• Exercise instructions
Quote word for word the lines of the listing from the one containing "boat-window-photo-icon [362, 578, 558, 790]" through the one containing "bullet-point [16, 286, 23, 293]", both of those lines included.

• Rows
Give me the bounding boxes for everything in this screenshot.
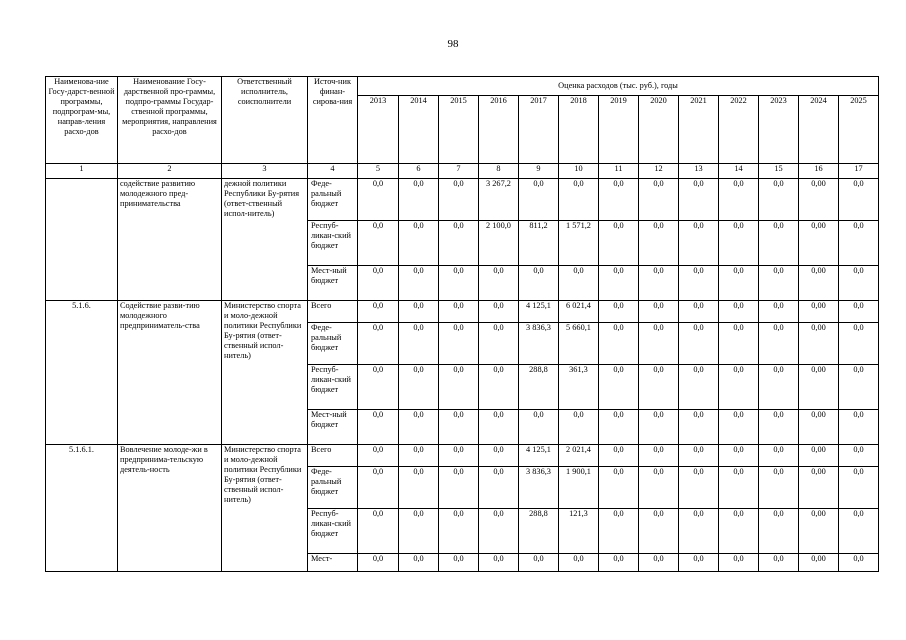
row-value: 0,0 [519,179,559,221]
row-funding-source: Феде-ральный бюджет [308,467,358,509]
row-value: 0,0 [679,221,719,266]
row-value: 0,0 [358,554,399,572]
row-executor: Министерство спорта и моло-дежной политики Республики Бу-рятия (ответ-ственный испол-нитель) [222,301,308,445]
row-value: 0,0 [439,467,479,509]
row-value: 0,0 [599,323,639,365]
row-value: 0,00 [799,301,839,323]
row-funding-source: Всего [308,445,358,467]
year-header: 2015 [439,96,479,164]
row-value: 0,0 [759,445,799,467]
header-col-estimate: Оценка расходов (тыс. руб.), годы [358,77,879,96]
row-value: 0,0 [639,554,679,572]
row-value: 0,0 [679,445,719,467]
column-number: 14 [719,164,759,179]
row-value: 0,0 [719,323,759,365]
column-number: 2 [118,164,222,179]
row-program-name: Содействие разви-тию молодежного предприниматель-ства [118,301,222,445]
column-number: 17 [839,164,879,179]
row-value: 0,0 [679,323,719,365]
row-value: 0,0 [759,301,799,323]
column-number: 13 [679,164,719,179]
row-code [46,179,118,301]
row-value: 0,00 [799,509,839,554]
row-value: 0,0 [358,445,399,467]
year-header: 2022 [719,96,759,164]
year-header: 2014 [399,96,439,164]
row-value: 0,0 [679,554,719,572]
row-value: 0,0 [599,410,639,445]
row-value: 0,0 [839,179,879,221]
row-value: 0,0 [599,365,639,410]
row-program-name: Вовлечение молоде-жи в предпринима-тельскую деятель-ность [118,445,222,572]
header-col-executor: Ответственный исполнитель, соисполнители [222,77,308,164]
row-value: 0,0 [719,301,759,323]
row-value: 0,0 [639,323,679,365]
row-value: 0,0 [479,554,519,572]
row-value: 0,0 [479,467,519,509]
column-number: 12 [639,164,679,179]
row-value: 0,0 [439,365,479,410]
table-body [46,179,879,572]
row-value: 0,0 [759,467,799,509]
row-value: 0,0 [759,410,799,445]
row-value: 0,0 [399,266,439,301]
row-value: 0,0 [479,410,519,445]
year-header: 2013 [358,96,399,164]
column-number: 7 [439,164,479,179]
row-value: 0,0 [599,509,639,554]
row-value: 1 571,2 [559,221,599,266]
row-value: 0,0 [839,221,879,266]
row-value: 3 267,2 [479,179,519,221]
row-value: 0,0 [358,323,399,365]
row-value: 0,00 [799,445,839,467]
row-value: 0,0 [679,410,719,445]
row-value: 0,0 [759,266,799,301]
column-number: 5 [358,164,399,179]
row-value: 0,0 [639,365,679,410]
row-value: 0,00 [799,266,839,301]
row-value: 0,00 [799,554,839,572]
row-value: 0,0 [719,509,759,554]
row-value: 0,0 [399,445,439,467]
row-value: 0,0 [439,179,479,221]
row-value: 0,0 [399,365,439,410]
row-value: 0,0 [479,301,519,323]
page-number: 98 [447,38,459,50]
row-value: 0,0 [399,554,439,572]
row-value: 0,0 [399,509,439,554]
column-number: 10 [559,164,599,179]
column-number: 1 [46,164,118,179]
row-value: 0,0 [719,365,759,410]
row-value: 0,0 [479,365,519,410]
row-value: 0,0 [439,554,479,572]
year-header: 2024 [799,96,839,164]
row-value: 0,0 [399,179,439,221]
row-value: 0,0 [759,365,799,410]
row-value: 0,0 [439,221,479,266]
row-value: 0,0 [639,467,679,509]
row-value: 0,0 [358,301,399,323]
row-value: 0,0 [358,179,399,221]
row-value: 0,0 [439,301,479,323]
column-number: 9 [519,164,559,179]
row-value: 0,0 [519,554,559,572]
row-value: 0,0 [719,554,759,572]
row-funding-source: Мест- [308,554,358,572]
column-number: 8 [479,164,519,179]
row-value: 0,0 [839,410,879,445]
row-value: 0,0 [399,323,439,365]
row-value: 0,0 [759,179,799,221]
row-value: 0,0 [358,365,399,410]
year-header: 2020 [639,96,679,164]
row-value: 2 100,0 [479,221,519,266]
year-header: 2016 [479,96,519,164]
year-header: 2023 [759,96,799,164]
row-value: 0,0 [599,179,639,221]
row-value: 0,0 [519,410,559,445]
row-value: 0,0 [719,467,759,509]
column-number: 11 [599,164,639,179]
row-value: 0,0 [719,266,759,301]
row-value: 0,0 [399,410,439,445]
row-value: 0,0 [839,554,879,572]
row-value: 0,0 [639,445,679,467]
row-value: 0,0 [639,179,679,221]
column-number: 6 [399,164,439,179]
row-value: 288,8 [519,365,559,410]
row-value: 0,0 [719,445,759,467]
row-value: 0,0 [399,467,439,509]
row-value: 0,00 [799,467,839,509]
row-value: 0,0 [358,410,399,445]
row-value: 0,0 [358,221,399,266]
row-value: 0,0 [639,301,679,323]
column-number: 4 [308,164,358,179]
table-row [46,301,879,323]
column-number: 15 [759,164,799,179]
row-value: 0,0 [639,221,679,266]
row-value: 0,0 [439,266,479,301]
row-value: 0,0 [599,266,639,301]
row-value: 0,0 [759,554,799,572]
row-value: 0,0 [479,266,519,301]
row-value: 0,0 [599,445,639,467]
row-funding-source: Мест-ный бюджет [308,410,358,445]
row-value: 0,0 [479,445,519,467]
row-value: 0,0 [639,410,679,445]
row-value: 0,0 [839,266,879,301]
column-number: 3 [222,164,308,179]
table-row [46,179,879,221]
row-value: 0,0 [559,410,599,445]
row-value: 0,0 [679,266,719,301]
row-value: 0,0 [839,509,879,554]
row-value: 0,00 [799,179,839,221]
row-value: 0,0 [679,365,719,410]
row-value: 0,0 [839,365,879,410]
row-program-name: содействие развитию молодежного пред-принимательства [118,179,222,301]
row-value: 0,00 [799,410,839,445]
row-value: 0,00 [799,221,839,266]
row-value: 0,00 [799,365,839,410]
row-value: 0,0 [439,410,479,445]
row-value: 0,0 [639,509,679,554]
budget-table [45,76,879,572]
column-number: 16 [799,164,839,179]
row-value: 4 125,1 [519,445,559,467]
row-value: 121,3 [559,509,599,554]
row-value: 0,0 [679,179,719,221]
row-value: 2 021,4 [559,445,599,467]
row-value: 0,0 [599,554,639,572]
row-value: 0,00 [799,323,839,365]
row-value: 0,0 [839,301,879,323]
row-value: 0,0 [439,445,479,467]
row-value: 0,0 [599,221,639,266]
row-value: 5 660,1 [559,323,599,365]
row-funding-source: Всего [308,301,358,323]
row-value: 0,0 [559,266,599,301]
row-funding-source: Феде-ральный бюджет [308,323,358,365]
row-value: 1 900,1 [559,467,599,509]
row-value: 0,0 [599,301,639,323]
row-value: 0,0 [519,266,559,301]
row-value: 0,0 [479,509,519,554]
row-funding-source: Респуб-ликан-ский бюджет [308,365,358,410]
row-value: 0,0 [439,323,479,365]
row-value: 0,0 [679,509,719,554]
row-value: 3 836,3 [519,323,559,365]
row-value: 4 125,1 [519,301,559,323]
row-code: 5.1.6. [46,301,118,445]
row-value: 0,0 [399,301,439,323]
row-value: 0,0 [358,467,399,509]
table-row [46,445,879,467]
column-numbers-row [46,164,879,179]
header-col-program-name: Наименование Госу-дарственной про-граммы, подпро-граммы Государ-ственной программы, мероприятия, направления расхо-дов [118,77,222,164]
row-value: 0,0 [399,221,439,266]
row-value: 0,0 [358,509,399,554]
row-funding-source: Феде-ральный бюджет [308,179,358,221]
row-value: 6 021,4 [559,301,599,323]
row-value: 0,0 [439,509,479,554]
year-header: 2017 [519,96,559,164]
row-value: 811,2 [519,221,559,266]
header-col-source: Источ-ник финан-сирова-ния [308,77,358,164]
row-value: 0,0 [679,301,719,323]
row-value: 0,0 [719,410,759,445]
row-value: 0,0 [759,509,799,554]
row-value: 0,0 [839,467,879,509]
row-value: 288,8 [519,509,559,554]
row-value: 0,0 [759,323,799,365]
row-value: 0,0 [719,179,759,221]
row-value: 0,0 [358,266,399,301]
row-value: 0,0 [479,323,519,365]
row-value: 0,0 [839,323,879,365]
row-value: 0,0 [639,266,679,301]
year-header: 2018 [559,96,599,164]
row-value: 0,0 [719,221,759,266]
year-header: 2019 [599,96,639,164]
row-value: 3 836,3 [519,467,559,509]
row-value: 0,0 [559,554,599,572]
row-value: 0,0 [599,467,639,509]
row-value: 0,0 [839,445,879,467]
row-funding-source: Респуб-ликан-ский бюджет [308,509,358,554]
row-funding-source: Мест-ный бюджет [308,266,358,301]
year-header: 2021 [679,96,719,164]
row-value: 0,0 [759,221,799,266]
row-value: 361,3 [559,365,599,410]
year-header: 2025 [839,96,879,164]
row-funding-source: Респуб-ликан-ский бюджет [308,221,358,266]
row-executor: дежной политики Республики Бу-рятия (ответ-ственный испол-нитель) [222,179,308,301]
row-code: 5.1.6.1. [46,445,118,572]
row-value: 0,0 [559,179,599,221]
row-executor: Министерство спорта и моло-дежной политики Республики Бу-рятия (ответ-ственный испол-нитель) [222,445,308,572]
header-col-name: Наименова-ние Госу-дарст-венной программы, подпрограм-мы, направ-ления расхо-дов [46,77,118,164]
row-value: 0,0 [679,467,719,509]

--

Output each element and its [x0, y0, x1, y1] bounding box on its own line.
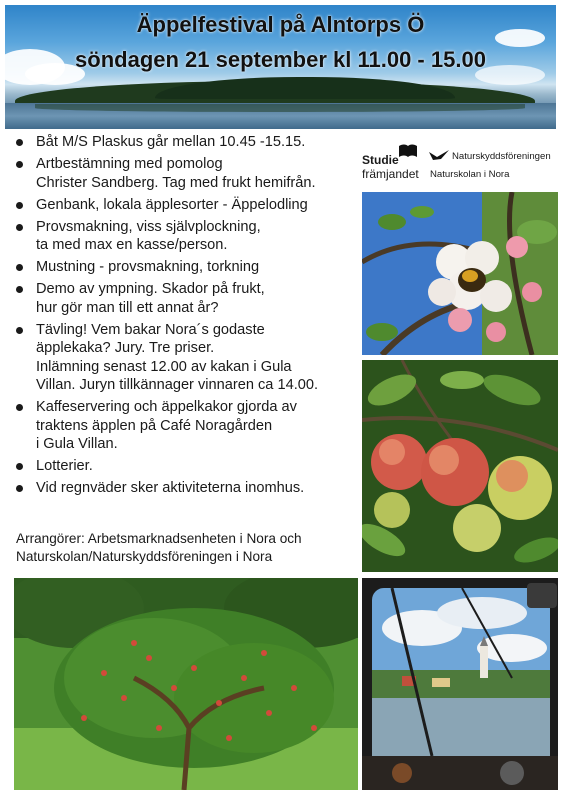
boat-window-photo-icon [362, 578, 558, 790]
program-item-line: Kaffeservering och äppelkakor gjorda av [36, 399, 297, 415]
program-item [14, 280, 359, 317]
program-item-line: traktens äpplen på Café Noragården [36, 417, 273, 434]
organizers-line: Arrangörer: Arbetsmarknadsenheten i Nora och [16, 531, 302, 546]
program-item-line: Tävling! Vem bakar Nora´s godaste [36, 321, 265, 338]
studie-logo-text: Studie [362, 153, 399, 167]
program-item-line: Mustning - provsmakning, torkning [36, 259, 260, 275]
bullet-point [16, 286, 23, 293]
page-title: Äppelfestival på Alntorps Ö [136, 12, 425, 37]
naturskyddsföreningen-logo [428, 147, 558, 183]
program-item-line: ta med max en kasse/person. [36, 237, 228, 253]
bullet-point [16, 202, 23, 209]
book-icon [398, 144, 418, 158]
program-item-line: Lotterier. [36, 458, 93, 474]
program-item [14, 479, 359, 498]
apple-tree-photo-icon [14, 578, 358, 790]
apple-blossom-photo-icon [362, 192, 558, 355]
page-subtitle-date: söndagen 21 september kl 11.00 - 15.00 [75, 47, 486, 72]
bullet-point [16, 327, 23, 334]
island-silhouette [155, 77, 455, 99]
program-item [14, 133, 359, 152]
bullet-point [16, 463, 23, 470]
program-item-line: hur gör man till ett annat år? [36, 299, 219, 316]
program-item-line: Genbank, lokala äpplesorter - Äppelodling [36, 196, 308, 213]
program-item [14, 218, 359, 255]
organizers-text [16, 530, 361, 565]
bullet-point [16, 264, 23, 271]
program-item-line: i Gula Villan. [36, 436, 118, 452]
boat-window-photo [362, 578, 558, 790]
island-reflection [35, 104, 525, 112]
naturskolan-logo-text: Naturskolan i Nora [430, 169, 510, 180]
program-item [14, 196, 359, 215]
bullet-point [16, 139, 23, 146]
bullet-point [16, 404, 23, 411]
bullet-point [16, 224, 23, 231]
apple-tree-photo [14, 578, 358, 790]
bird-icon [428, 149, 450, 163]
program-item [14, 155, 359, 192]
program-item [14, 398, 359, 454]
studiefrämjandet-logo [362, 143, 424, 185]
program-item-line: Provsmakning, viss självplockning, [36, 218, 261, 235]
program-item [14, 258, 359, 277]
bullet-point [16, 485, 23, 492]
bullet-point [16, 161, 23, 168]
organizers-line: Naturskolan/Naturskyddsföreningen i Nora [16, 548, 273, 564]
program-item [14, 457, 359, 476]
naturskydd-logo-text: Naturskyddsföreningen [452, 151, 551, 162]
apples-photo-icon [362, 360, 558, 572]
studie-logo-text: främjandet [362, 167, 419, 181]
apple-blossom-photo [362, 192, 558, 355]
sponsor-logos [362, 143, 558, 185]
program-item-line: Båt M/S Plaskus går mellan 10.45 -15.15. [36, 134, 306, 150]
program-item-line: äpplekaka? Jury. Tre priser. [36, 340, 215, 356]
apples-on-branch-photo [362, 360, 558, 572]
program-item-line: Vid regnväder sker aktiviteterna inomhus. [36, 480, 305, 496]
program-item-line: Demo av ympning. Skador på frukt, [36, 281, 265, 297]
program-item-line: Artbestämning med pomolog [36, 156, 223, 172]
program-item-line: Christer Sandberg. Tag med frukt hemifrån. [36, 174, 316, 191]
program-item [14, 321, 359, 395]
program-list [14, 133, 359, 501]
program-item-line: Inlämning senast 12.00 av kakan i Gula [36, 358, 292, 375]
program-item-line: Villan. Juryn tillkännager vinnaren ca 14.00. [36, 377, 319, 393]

==

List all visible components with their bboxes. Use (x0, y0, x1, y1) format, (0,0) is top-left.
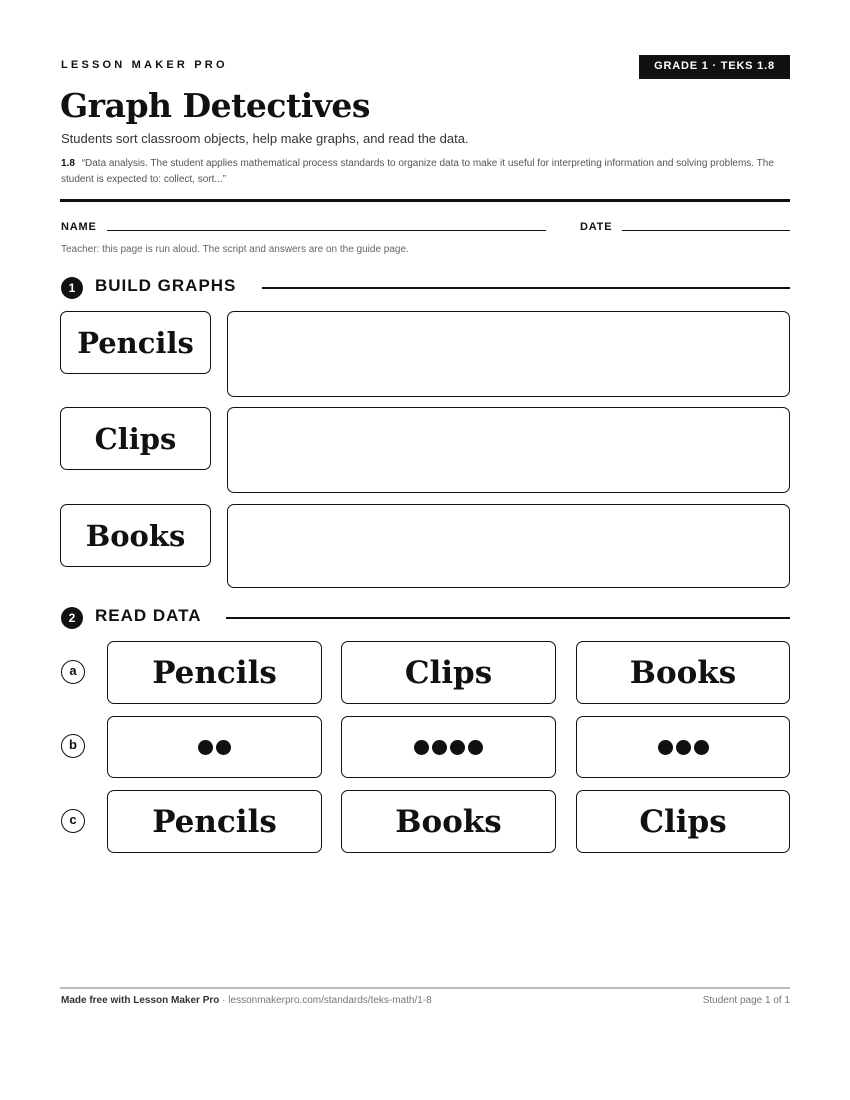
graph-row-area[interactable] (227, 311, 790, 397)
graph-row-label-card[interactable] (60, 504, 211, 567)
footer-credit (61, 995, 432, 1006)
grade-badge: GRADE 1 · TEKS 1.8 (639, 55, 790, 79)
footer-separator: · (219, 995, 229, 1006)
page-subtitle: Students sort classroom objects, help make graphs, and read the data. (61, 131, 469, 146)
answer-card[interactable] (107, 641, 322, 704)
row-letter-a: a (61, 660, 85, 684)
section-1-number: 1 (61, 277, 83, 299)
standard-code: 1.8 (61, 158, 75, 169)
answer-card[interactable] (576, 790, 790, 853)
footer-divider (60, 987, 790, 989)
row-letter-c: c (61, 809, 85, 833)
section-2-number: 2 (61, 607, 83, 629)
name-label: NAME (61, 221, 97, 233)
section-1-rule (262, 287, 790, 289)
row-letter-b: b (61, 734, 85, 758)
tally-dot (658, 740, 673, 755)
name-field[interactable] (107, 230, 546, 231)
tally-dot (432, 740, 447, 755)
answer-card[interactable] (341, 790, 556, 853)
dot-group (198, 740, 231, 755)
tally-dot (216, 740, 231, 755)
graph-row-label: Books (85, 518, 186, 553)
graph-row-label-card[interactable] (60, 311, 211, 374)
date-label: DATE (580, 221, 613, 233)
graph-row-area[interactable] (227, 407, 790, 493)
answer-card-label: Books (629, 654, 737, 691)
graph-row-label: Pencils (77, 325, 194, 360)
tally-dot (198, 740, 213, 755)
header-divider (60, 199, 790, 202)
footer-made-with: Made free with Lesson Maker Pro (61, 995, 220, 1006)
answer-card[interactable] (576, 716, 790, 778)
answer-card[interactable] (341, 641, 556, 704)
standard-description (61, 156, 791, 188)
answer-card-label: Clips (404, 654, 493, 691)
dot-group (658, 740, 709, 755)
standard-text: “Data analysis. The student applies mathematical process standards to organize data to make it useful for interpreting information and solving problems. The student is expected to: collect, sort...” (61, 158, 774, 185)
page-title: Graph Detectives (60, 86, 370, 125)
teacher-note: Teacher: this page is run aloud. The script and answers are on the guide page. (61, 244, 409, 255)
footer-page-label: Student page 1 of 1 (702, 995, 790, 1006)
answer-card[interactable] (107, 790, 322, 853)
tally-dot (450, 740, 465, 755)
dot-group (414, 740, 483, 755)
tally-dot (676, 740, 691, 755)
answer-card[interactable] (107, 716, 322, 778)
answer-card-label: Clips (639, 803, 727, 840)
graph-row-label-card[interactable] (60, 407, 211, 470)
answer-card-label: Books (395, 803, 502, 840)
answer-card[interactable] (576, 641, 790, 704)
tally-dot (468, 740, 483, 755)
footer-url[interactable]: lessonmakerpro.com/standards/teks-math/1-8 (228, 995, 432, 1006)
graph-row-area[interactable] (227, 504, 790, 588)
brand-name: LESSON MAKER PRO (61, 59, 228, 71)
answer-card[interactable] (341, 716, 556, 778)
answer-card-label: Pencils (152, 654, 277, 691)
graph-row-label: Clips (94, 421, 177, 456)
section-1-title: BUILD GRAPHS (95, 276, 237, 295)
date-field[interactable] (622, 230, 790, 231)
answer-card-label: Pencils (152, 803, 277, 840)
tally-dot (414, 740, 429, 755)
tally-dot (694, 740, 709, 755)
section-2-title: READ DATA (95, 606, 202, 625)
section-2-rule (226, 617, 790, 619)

• Right answer
boat-window-photo-icon [362, 578, 558, 790]
program-item-line: Kaffeservering och äppelkakor gjorda av [36, 399, 297, 415]
program-item [14, 280, 359, 317]
program-item-line: traktens äpplen på Café Noragården [36, 417, 273, 434]
organizers-line: Arrangörer: Arbetsmarknadsenheten i Nora och [16, 531, 302, 546]
program-item-line: Tävling! Vem bakar Nora´s godaste [36, 321, 265, 338]
studie-logo-text: Studie [362, 153, 399, 167]
program-item-line: Mustning - provsmakning, torkning [36, 259, 260, 275]
bullet-point [16, 286, 23, 293]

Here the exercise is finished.